— START —

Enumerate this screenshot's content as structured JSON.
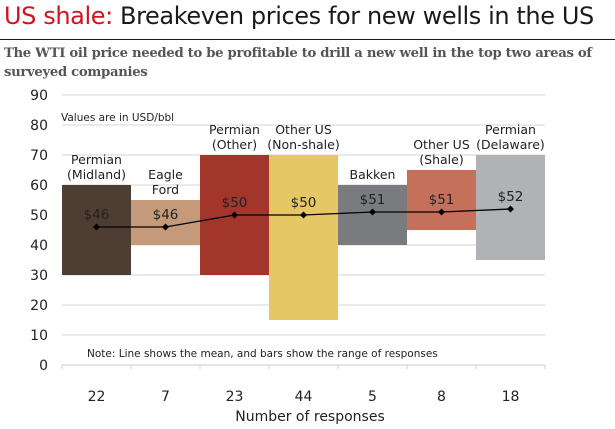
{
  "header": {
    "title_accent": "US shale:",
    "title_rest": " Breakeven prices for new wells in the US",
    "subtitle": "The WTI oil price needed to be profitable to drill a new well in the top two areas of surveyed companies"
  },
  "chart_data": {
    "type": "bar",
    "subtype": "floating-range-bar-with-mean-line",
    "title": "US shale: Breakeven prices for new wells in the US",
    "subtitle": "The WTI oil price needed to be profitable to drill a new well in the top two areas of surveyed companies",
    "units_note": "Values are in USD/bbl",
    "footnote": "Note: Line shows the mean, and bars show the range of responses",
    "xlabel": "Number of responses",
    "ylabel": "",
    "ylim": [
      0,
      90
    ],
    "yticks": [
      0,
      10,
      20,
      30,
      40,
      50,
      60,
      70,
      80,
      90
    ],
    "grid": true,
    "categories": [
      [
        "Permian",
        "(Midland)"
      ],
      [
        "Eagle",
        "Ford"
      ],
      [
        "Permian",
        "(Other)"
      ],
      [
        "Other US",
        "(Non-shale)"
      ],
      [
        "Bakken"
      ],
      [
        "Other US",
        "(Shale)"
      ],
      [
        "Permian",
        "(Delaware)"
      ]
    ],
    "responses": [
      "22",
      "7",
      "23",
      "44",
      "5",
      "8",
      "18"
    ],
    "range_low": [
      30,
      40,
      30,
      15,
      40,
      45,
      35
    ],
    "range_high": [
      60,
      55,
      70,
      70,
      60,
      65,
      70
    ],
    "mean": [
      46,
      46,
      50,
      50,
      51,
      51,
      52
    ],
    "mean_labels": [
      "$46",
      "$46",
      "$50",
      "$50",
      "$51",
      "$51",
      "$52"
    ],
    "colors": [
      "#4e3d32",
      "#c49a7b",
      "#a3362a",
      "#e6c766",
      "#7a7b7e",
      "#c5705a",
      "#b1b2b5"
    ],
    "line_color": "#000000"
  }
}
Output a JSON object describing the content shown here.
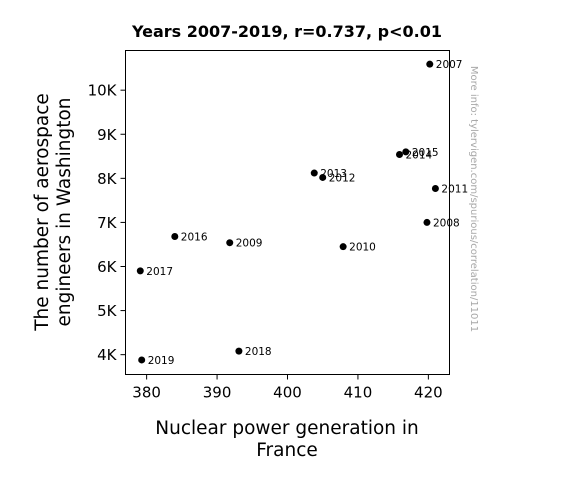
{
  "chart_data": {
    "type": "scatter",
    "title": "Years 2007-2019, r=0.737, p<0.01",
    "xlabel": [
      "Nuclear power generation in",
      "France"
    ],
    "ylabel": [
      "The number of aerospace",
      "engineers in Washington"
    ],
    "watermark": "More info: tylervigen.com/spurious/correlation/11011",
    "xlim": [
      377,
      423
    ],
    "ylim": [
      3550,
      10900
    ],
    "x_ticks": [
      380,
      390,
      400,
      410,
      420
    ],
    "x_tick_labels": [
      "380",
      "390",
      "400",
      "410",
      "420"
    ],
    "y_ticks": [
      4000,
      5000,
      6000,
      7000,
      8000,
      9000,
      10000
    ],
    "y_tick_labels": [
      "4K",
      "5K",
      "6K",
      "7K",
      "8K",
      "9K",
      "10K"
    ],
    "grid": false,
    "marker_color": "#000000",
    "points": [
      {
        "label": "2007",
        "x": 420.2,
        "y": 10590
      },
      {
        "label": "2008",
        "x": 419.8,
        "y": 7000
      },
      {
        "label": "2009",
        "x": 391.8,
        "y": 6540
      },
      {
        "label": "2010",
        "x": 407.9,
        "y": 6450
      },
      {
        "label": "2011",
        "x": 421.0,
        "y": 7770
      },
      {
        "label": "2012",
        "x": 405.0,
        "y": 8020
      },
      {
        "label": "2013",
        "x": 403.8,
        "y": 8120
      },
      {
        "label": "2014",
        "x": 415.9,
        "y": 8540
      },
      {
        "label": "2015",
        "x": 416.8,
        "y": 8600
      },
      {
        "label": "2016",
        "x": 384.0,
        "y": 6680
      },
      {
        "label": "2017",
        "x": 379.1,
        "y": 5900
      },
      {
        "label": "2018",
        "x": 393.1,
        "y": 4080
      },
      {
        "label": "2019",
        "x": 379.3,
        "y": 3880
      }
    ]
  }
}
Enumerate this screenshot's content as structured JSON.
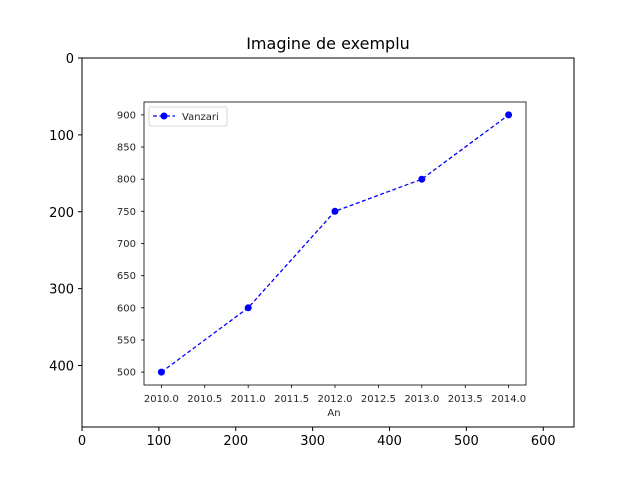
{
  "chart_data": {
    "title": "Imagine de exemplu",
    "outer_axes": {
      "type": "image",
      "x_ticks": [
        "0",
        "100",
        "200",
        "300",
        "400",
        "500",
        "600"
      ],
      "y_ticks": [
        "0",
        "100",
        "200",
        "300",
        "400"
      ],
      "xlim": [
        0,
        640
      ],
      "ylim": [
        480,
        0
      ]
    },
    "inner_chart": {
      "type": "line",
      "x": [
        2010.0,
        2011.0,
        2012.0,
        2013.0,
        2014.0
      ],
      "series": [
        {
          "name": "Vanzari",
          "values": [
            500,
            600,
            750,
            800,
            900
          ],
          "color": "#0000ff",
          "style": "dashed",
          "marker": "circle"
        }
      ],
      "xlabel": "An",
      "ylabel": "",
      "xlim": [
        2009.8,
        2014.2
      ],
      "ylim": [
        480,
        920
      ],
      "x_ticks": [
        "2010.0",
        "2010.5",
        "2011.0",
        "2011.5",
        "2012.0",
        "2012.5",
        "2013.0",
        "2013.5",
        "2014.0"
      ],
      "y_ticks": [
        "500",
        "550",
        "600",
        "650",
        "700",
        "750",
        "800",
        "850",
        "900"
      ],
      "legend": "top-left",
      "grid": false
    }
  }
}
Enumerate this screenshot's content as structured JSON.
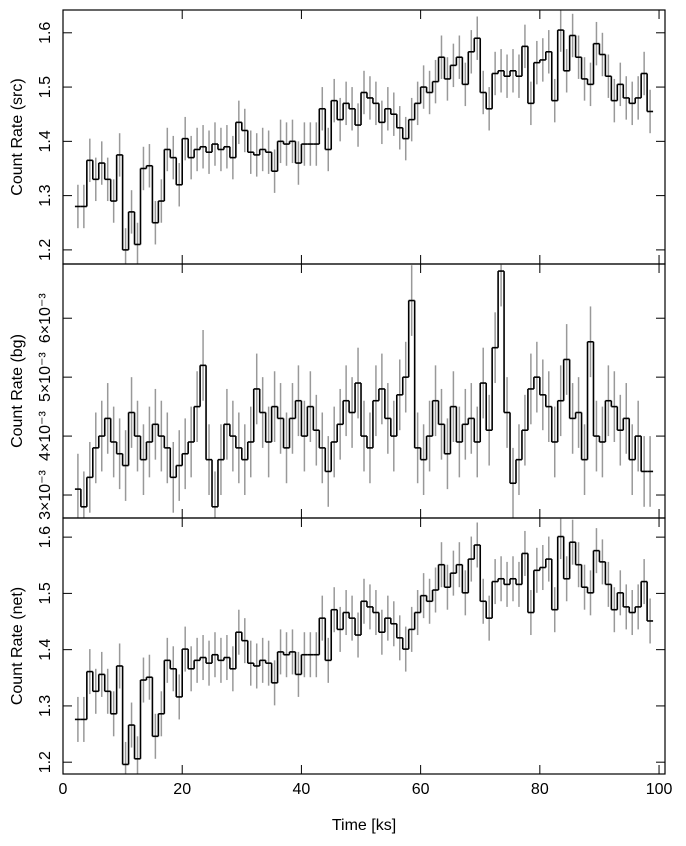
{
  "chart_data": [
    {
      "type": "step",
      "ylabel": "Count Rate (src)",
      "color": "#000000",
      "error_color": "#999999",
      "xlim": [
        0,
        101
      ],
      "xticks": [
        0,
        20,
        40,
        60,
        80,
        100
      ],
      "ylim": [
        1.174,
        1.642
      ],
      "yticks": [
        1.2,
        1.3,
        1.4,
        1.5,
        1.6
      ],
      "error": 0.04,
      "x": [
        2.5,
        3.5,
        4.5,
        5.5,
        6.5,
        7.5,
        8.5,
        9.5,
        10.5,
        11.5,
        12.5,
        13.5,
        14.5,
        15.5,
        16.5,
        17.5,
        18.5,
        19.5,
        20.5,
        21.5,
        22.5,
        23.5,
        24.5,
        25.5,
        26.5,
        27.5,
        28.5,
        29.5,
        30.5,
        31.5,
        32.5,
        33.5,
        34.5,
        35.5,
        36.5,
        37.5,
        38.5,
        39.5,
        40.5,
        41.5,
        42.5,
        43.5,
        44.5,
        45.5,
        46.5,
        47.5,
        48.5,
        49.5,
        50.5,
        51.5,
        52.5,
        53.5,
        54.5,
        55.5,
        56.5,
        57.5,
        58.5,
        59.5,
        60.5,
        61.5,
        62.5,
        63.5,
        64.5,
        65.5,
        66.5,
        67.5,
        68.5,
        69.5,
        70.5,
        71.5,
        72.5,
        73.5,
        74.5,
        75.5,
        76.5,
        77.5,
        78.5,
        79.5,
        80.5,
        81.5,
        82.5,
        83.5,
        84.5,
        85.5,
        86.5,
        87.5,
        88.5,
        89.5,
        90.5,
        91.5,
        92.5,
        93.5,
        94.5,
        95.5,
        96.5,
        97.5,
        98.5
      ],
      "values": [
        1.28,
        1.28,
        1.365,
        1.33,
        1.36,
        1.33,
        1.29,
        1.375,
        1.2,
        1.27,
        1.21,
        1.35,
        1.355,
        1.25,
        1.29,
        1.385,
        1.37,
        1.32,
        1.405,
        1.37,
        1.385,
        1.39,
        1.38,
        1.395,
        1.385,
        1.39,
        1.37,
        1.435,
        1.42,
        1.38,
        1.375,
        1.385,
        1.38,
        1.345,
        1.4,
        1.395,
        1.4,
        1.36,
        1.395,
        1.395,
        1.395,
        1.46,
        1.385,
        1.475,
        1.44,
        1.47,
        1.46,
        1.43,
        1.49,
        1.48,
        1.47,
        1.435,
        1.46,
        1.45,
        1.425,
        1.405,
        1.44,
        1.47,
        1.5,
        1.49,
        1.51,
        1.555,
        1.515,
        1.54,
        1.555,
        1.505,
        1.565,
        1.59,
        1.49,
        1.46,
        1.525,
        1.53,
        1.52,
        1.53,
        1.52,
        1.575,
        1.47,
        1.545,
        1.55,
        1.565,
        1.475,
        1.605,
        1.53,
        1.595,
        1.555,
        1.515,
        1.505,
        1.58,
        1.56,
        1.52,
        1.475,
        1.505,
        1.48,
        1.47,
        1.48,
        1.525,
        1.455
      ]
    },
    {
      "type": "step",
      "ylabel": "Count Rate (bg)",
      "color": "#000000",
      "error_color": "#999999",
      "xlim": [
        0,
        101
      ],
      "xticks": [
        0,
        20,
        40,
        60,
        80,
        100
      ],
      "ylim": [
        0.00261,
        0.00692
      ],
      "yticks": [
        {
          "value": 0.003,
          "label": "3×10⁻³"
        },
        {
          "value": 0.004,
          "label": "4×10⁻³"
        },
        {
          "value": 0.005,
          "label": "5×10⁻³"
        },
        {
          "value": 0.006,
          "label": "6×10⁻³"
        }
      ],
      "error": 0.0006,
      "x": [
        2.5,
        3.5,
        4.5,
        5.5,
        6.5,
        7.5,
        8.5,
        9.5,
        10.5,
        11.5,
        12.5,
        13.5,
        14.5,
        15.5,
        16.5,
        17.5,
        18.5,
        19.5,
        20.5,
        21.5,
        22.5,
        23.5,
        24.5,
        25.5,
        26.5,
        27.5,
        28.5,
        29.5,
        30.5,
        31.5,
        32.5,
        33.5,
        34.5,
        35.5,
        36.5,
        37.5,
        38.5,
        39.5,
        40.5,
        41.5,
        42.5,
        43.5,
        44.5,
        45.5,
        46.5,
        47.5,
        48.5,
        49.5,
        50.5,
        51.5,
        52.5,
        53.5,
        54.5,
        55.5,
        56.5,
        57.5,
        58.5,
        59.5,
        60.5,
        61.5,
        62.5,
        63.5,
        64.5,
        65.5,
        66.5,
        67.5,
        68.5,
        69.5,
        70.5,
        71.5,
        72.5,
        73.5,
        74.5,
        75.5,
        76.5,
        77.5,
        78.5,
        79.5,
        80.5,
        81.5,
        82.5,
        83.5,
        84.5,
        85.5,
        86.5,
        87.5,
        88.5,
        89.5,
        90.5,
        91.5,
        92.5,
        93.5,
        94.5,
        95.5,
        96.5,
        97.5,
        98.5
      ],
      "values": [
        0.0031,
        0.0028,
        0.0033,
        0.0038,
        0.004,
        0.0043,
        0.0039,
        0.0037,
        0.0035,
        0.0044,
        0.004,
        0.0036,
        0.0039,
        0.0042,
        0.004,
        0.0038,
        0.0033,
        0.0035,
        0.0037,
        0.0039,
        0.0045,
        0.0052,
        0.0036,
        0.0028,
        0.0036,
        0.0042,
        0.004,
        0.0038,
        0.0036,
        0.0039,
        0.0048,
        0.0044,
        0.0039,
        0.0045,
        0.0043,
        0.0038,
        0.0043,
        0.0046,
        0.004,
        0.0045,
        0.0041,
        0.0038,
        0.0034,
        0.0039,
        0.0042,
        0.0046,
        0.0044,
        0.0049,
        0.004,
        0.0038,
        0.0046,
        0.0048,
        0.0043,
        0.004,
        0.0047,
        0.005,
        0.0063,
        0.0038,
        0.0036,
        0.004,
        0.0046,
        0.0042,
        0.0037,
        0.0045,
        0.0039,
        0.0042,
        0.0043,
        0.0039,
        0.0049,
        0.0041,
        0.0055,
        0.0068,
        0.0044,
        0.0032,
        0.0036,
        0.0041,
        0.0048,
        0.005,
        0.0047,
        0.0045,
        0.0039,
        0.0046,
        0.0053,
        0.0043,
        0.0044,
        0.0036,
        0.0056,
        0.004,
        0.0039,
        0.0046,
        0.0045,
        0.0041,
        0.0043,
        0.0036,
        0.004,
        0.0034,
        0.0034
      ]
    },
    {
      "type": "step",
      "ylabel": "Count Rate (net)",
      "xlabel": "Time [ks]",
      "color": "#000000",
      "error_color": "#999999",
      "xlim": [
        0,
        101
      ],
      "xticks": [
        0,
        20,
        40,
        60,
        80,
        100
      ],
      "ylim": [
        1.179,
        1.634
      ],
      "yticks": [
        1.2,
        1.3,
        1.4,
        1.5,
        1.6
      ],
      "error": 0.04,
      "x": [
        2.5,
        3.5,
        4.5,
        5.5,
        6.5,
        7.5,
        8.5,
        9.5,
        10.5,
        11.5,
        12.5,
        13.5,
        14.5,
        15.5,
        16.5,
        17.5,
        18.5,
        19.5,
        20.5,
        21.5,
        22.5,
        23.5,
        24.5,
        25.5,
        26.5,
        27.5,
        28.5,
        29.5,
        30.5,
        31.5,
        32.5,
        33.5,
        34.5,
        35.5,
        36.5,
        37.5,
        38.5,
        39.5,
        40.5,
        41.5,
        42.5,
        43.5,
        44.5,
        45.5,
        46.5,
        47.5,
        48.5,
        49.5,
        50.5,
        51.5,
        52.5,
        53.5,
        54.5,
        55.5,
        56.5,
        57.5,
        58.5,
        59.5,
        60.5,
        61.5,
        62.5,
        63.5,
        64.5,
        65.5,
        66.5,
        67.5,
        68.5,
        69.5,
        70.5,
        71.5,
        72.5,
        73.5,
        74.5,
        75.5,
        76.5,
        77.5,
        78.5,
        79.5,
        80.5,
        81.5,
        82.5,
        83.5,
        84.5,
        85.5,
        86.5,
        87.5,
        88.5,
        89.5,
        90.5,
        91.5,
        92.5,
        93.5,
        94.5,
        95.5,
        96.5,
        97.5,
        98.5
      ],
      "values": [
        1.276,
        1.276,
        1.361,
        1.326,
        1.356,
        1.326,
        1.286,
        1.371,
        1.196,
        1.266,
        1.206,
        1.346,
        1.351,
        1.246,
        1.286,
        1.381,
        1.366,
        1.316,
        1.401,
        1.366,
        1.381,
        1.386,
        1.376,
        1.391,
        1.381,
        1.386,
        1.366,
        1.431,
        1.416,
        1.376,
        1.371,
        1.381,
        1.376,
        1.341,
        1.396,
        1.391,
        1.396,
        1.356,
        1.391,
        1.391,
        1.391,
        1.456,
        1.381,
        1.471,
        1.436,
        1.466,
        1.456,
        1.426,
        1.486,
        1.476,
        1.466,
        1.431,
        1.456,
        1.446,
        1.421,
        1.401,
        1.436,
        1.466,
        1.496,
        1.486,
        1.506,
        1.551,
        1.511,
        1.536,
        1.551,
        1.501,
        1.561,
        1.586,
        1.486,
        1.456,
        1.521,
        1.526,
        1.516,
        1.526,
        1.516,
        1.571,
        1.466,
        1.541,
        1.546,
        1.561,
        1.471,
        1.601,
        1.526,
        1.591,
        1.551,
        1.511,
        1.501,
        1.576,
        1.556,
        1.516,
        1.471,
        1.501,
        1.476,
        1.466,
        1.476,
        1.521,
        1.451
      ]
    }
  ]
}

— END —

Written exercise:
Return only the count of lines in the records that hold the word "xlabel".

Answer for the task:
4